Written task: Wherever a line in the data below holds "hand", copy that line.

+ + + +

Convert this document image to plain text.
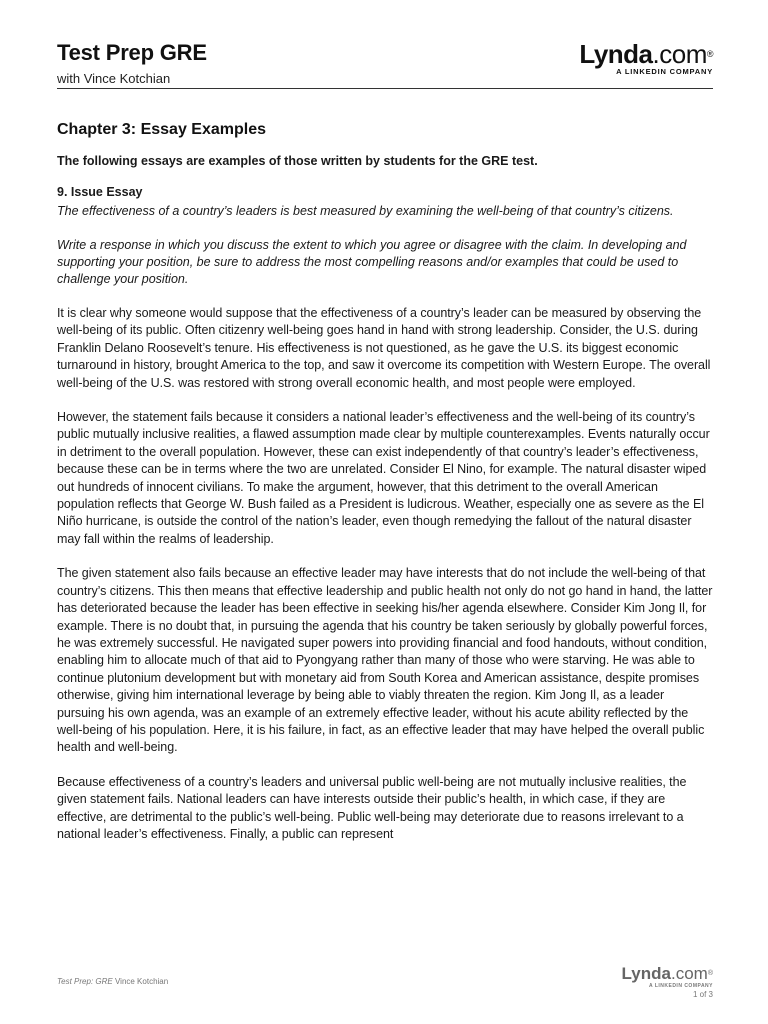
Test Prep GRE
with Vince Kotchian
Lynda.com®
A LINKEDIN COMPANY
Chapter 3: Essay Examples

The following essays are examples of those written by students for the GRE test.

9. Issue Essay

The effectiveness of a country’s leaders is best measured by examining the well-being of that country’s citizens.

Write a response in which you discuss the extent to which you agree or disagree with the claim. In developing and supporting your position, be sure to address the most compelling reasons and/or examples that could be used to challenge your position.

It is clear why someone would suppose that the effectiveness of a country’s leader can be measured by observing the well-being of its public. Often citizenry well-being goes hand in hand with strong leadership. Consider, the U.S. during Franklin Delano Roosevelt’s tenure. His effectiveness is not questioned, as he gave the U.S. its biggest economic turnaround in history, brought America to the top, and saw it overcome its competition with Western Europe. The overall well-being of the U.S. was restored with strong overall economic health, and most people were employed.

However, the statement fails because it considers a national leader’s effectiveness and the well-being of its country’s public mutually inclusive realities, a flawed assumption made clear by multiple counterexamples. Events naturally occur in detriment to the overall population. However, these can exist independently of that country’s leader’s effectiveness, because these can be in terms where the two are unrelated. Consider El Nino, for example. The natural disaster wiped out hundreds of innocent civilians. To make the argument, however, that this detriment to the overall American population reflects that George W. Bush failed as a President is ludicrous. Weather, especially one as severe as the El Niño hurricane, is outside the control of the nation’s leader, even though remedying the fallout of the natural disaster may fall within the realms of leadership.

The given statement also fails because an effective leader may have interests that do not include the well-being of that country’s citizens. This then means that effective leadership and public health not only do not go hand in hand, the latter has deteriorated because the leader has been effective in seeking his/her agenda elsewhere. Consider Kim Jong Il, for example. There is no doubt that, in pursuing the agenda that his country be taken seriously by globally powerful forces, he was extremely successful. He navigated super powers into providing financial and food handouts, without condition, enabling him to allocate much of that aid to Pyongyang rather than many of those who were starving. He was able to continue plutonium development but with monetary aid from South Korea and American assistance, despite promises otherwise, giving him international leverage by being able to viably threaten the region. Kim Jong Il, as a leader pursuing his own agenda, was an example of an extremely effective leader, without his acute ability reflected by the well-being of his population. Here, it is his failure, in fact, as an effective leader that may have helped the overall public health and well-being.

Because effectiveness of a country’s leaders and universal public well-being are not mutually inclusive realities, the given statement fails. National leaders can have interests outside their public’s health, in which case, if they are effective, are detrimental to the public’s well-being. Public well-being may deteriorate due to reasons irrelevant to a national leader’s effectiveness. Finally, a public can represent

Test Prep: GRE Vince Kotchian	Lynda.com®
A LINKEDIN COMPANY
1 of 3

+ + + +

Task output:
It is clear why someone would suppose that the effectiveness of a country’s leader can be measured by observing the well-being of its public. Often citizenry well-being goes hand in hand with strong leadership. Consider, the U.S. during Franklin Delano Roosevelt’s tenure. His effectiveness is not questioned, as he gave the U.S. its biggest economic turnaround in history, brought America to the top, and saw it overcome its competition with Western Europe. The overall well-being of the U.S. was restored with strong overall economic health, and most people were employed.
The given statement also fails because an effective leader may have interests that do not include the well-being of that country’s citizens. This then means that effective leadership and public health not only do not go hand in hand, the latter has deteriorated because the leader has been effective in seeking his/her agenda elsewhere. Consider Kim Jong Il, for example. There is no doubt that, in pursuing the agenda that his country be taken seriously by globally powerful forces, he was extremely successful. He navigated super powers into providing financial and food handouts, without condition, enabling him to allocate much of that aid to Pyongyang rather than many of those who were starving. He was able to continue plutonium development but with monetary aid from South Korea and American assistance, despite promises otherwise, giving him international leverage by being able to viably threaten the region. Kim Jong Il, as a leader pursuing his own agenda, was an example of an extremely effective leader, without his acute ability reflected by the well-being of his population. Here, it is his failure, in fact, as an effective leader that may have helped the overall public health and well-being.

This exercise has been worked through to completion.